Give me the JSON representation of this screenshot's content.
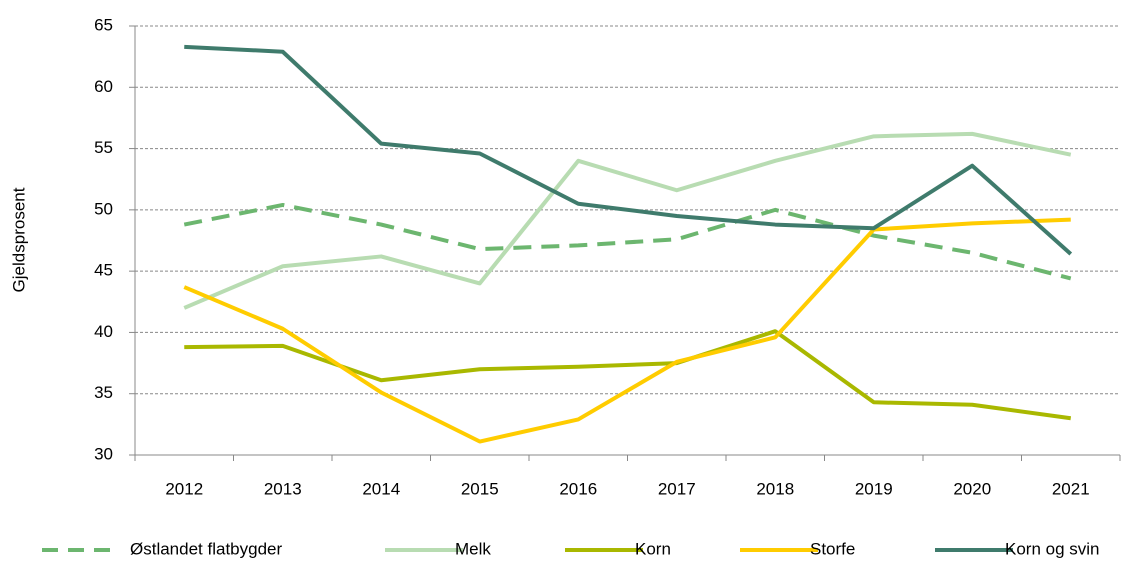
{
  "chart_data": {
    "type": "line",
    "y_label": "Gjeldsprosent",
    "categories": [
      "2012",
      "2013",
      "2014",
      "2015",
      "2016",
      "2017",
      "2018",
      "2019",
      "2020",
      "2021"
    ],
    "series": [
      {
        "name": "Østlandet flatbygder",
        "color": "#6cb66f",
        "dashed": true,
        "values": [
          48.8,
          50.4,
          48.8,
          46.8,
          47.1,
          47.6,
          50.0,
          47.9,
          46.5,
          44.4
        ]
      },
      {
        "name": "Melk",
        "color": "#b8dcb2",
        "values": [
          42.0,
          45.4,
          46.2,
          44.0,
          54.0,
          51.6,
          54.0,
          56.0,
          56.2,
          54.5
        ]
      },
      {
        "name": "Korn",
        "color": "#a9b800",
        "values": [
          38.8,
          38.9,
          36.1,
          37.0,
          37.2,
          37.5,
          40.1,
          34.3,
          34.1,
          33.0
        ]
      },
      {
        "name": "Storfe",
        "color": "#ffcc00",
        "values": [
          43.7,
          40.3,
          35.1,
          31.1,
          32.9,
          37.6,
          39.6,
          48.4,
          48.9,
          49.2
        ]
      },
      {
        "name": "Korn og svin",
        "color": "#3f7b6c",
        "values": [
          63.3,
          62.9,
          55.4,
          54.6,
          50.5,
          49.5,
          48.8,
          48.5,
          53.6,
          46.4
        ]
      }
    ],
    "ylim": [
      30,
      65
    ],
    "yticks": [
      30,
      35,
      40,
      45,
      50,
      55,
      60,
      65
    ],
    "grid": true,
    "legend": "bottom"
  }
}
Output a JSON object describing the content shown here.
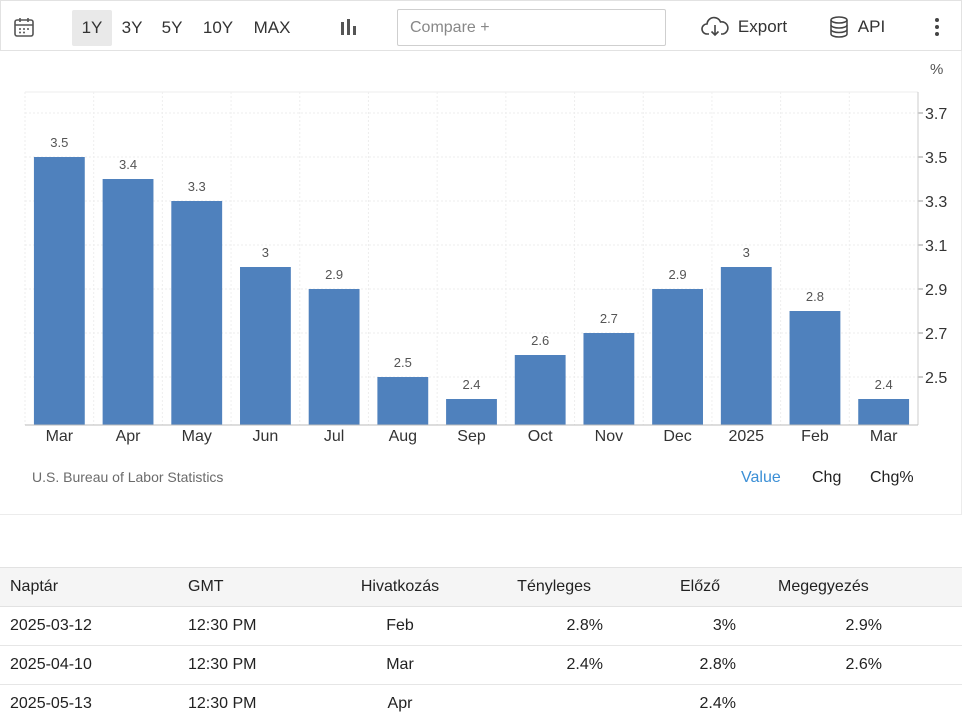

──────────

Problem statement:
Tally every line of the listing that holds the string "JSON", then give the number by itself.

Completed exercise:
2